* [Your goal]: Locate each line below that includes "Farm" and reproduce it.

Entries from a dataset
****************
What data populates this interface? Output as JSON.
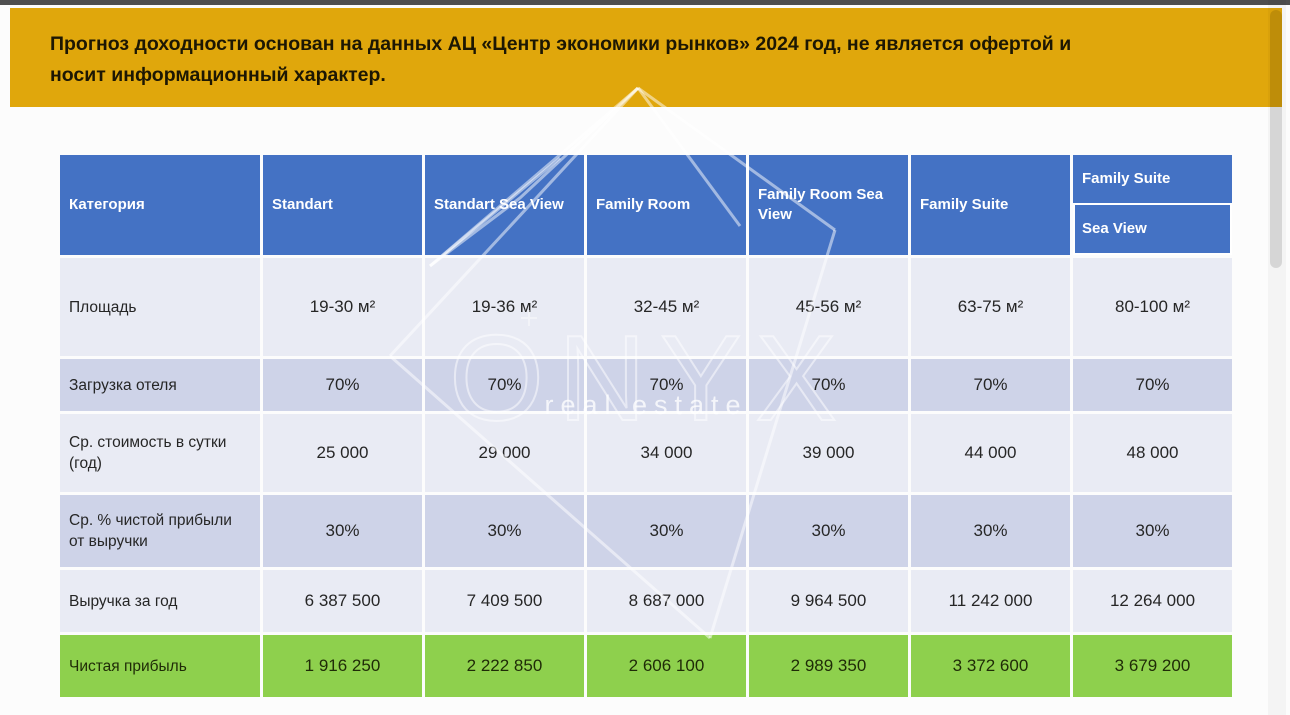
{
  "banner": {
    "background": "#E0A70C",
    "line1": "Прогноз доходности основан на данных АЦ «Центр экономики рынков» 2024 год, не является офертой и",
    "line2": "носит информационный характер."
  },
  "watermark": {
    "brand": "ONYX",
    "subtitle": "real estate"
  },
  "table": {
    "colors": {
      "header_bg": "#4472C4",
      "header_text": "#FFFFFF",
      "row_light": "#E9EBF4",
      "row_dark": "#CED3E8",
      "total_bg": "#8ED04D",
      "body_text": "#262626"
    },
    "header": {
      "category_label": "Категория",
      "columns": [
        "Standart",
        "Standart Sea View",
        "Family Room",
        "Family Room Sea View",
        "Family Suite"
      ],
      "split_column": {
        "top": "Family Suite",
        "bottom": "Sea View"
      }
    },
    "rows": [
      {
        "label": "Площадь",
        "shade": "light",
        "values": [
          "19-30 м²",
          "19-36 м²",
          "32-45 м²",
          "45-56 м²",
          "63-75 м²",
          "80-100 м²"
        ]
      },
      {
        "label": "Загрузка отеля",
        "shade": "dark",
        "values": [
          "70%",
          "70%",
          "70%",
          "70%",
          "70%",
          "70%"
        ]
      },
      {
        "label": "Ср. стоимость в сутки (год)",
        "shade": "light",
        "values": [
          "25 000",
          "29 000",
          "34 000",
          "39 000",
          "44 000",
          "48 000"
        ]
      },
      {
        "label": "Ср. % чистой прибыли от выручки",
        "shade": "dark",
        "values": [
          "30%",
          "30%",
          "30%",
          "30%",
          "30%",
          "30%"
        ]
      },
      {
        "label": "Выручка за год",
        "shade": "light",
        "values": [
          "6 387 500",
          "7 409 500",
          "8 687 000",
          "9 964 500",
          "11 242 000",
          "12 264 000"
        ]
      },
      {
        "label": "Чистая прибыль",
        "shade": "green",
        "values": [
          "1 916 250",
          "2 222 850",
          "2 606 100",
          "2 989 350",
          "3 372 600",
          "3 679 200"
        ]
      }
    ]
  }
}
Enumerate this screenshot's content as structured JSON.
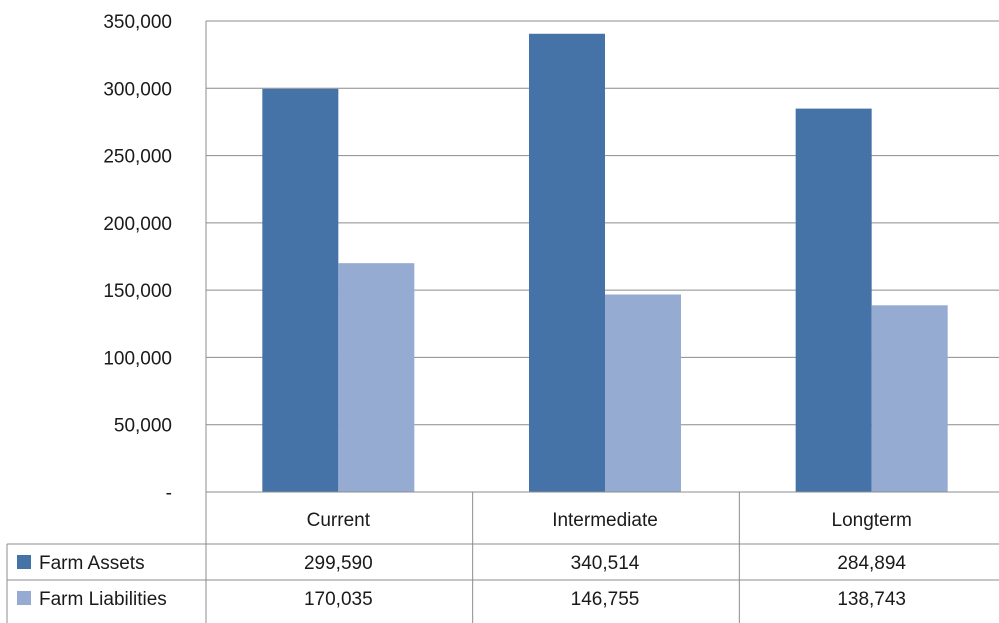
{
  "chart_data": {
    "type": "bar",
    "categories": [
      "Current",
      "Intermediate",
      "Longterm"
    ],
    "series": [
      {
        "name": "Farm Assets",
        "values": [
          299590,
          340514,
          284894
        ],
        "labels": [
          "299,590",
          "340,514",
          "284,894"
        ],
        "color": "#4572a7"
      },
      {
        "name": "Farm Liabilities",
        "values": [
          170035,
          146755,
          138743
        ],
        "labels": [
          "170,035",
          "146,755",
          "138,743"
        ],
        "color": "#95abd2"
      }
    ],
    "ylim": [
      0,
      350000
    ],
    "yticks": [
      {
        "value": 0,
        "label": "-"
      },
      {
        "value": 50000,
        "label": "50,000"
      },
      {
        "value": 100000,
        "label": "100,000"
      },
      {
        "value": 150000,
        "label": "150,000"
      },
      {
        "value": 200000,
        "label": "200,000"
      },
      {
        "value": 250000,
        "label": "250,000"
      },
      {
        "value": 300000,
        "label": "300,000"
      },
      {
        "value": 350000,
        "label": "350,000"
      }
    ],
    "grid": true,
    "legend": "data-table",
    "data_table": true
  }
}
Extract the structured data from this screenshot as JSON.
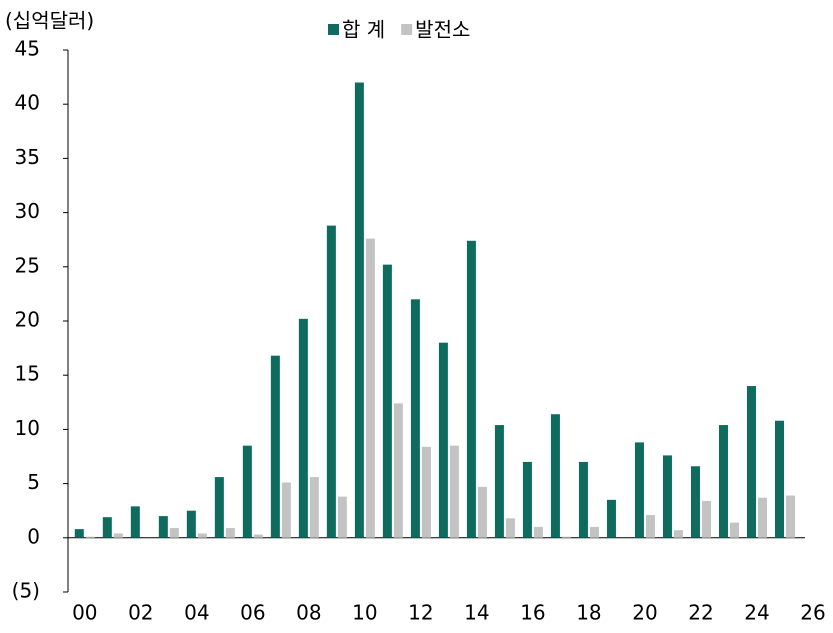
{
  "chart_data": {
    "type": "bar",
    "y_label": "(십억달러)",
    "x": [
      0,
      1,
      2,
      3,
      4,
      5,
      6,
      7,
      8,
      9,
      10,
      11,
      12,
      13,
      14,
      15,
      16,
      17,
      18,
      19,
      20,
      21,
      22,
      23,
      24,
      25
    ],
    "series": [
      {
        "name": "합 계",
        "color": "#0e6b5e",
        "values": [
          0.8,
          1.9,
          2.9,
          2.0,
          2.5,
          5.6,
          8.5,
          16.8,
          20.2,
          28.8,
          42.0,
          25.2,
          22.0,
          18.0,
          27.4,
          10.4,
          7.0,
          11.4,
          7.0,
          3.5,
          8.8,
          7.6,
          6.6,
          10.4,
          14.0,
          10.8
        ]
      },
      {
        "name": "발전소",
        "color": "#c3c3c3",
        "values": [
          0.1,
          0.4,
          0,
          0.9,
          0.4,
          0.9,
          0.3,
          5.1,
          5.6,
          3.8,
          27.6,
          12.4,
          8.4,
          8.5,
          4.7,
          1.8,
          1.0,
          0.1,
          1.0,
          0,
          2.1,
          0.7,
          3.4,
          1.4,
          3.7,
          3.9
        ]
      }
    ],
    "xlim": [
      -0.6,
      26.5
    ],
    "xticks": [
      {
        "value": 0,
        "label": "00"
      },
      {
        "value": 2,
        "label": "02"
      },
      {
        "value": 4,
        "label": "04"
      },
      {
        "value": 6,
        "label": "06"
      },
      {
        "value": 8,
        "label": "08"
      },
      10,
      12,
      14,
      16,
      18,
      20,
      22,
      24,
      26
    ],
    "ylim": [
      -5,
      45
    ],
    "yticks": [
      {
        "value": -5,
        "label": "(5)"
      },
      0,
      5,
      10,
      15,
      20,
      25,
      30,
      35,
      40,
      45
    ],
    "legend": "top"
  }
}
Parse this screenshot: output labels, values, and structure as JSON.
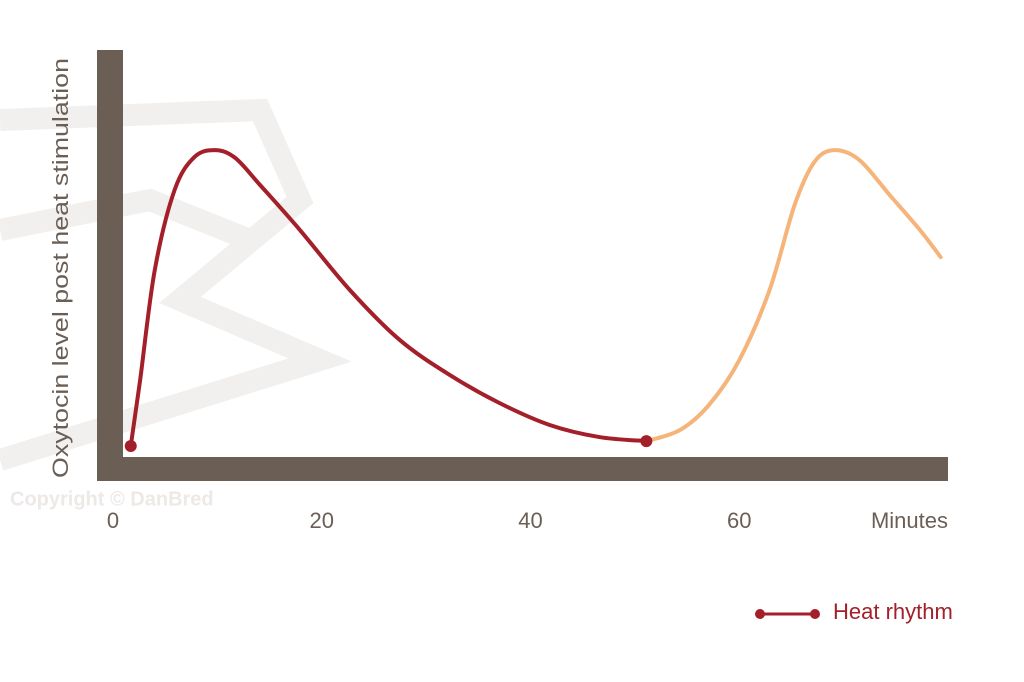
{
  "chart_data": {
    "type": "line",
    "y_label": "Oxytocin level post heat stimulation",
    "x_label": "Minutes",
    "watermark": "Copyright © DanBred",
    "xlim": [
      0,
      80
    ],
    "xticks": [
      0,
      20,
      40,
      60
    ],
    "ylim": [
      0,
      100
    ],
    "series": [
      {
        "name": "Heat rhythm",
        "color": "#a3202a",
        "x": [
          1.7,
          2.6,
          4.0,
          5.9,
          7.8,
          9.8,
          11.7,
          14.1,
          17.9,
          22.7,
          27.5,
          32.3,
          37.0,
          41.8,
          46.6,
          51.1
        ],
        "values": [
          2.7,
          18.9,
          45.9,
          65.6,
          73.7,
          75.4,
          73.5,
          66.8,
          55.8,
          41.0,
          28.7,
          20.1,
          13.3,
          7.9,
          4.9,
          3.9
        ]
      },
      {
        "color": "#f5b57a",
        "x": [
          51.1,
          54.3,
          57.1,
          60.0,
          62.9,
          65.3,
          67.2,
          69.1,
          71.5,
          74.4,
          77.3,
          79.3
        ],
        "values": [
          3.9,
          6.6,
          12.8,
          23.8,
          41.0,
          61.9,
          72.5,
          75.4,
          73.0,
          64.4,
          55.8,
          49.1
        ]
      }
    ]
  }
}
****************
* [Exercise solution]:
        "name": "Farm Assets",
        "name": "Farm Liabilities",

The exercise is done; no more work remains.